(Extracted records)
* * * *

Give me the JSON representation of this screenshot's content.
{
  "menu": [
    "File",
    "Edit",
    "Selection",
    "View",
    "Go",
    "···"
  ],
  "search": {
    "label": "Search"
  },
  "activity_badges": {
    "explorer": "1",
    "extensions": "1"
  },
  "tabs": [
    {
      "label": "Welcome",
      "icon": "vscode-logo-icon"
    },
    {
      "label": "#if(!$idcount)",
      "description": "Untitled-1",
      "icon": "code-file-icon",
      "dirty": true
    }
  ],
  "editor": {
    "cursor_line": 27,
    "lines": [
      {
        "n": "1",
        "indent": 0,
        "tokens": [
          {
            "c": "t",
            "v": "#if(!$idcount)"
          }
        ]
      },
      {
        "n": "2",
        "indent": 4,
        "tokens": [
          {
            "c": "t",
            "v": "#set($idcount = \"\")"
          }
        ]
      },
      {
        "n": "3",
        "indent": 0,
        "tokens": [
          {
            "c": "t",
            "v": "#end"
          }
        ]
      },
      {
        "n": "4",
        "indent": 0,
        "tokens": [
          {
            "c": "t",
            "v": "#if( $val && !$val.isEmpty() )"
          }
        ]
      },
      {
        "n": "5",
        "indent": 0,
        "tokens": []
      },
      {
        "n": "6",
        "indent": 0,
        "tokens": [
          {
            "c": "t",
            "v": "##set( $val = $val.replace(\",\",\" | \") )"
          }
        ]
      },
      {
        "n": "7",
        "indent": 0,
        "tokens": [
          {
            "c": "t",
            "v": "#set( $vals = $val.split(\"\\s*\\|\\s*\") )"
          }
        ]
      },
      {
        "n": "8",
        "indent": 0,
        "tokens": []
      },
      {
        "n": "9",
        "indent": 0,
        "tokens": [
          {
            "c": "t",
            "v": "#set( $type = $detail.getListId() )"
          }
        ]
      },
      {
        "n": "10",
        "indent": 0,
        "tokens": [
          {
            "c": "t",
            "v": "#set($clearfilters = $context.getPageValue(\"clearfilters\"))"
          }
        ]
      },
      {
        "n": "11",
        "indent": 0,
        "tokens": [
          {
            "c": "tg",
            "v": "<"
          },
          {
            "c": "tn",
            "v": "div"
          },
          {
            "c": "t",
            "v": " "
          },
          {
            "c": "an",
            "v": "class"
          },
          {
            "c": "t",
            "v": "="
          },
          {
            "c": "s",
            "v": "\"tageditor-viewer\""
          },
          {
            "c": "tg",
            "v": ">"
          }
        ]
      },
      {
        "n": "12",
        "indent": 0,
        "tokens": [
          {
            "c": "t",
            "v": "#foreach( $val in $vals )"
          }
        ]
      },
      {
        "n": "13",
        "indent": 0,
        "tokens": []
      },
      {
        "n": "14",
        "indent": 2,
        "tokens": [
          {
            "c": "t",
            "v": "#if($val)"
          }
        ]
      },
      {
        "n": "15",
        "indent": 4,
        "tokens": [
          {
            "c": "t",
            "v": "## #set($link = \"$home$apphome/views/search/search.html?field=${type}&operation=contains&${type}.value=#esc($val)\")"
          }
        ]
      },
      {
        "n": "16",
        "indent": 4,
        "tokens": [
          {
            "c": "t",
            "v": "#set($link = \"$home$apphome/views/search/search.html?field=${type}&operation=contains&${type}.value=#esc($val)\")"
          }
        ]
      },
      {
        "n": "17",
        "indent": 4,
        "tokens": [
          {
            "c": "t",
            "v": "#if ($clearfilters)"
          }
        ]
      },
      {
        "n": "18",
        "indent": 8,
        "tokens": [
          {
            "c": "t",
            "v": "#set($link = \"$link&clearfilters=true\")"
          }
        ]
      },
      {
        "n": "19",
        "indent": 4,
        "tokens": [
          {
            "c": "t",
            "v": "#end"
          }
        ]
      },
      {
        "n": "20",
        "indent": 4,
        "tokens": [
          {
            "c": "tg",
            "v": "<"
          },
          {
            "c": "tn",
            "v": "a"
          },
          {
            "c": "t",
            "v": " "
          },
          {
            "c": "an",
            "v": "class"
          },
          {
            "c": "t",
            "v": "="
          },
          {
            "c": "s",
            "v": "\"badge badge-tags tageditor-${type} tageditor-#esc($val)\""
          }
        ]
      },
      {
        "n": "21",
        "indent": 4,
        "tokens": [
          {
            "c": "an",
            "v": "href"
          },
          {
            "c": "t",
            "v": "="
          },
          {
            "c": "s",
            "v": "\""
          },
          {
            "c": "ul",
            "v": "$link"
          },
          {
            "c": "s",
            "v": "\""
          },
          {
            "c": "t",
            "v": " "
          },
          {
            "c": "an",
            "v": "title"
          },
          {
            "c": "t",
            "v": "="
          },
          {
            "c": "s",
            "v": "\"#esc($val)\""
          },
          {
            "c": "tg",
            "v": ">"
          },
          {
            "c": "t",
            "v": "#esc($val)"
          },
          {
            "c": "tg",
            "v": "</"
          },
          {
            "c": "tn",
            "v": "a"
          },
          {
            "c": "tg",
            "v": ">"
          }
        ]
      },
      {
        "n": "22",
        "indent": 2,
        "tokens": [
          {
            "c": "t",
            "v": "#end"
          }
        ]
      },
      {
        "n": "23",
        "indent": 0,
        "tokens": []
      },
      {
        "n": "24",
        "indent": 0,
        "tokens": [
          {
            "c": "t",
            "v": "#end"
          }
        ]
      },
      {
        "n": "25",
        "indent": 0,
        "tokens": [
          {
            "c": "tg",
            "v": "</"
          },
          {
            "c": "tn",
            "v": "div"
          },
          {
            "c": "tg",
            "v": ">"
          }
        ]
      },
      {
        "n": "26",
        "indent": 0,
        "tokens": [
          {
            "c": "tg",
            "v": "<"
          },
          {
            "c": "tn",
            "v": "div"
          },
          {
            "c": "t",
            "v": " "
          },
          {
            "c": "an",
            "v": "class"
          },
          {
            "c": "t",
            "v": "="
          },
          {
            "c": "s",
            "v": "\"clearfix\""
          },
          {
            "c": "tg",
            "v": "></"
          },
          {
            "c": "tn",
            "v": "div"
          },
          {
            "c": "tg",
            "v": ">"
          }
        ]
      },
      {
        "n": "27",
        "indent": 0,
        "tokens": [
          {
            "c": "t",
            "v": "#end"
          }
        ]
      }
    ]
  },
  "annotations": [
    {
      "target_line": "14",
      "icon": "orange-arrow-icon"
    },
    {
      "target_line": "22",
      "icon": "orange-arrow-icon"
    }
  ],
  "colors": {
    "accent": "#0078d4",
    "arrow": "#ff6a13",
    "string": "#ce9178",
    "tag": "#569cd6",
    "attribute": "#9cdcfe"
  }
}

* * * *

EXERCISE DIRECTIONS → Search the lines for the word "apphome" and report how many contain it, by number only.

TASK RESULT → 2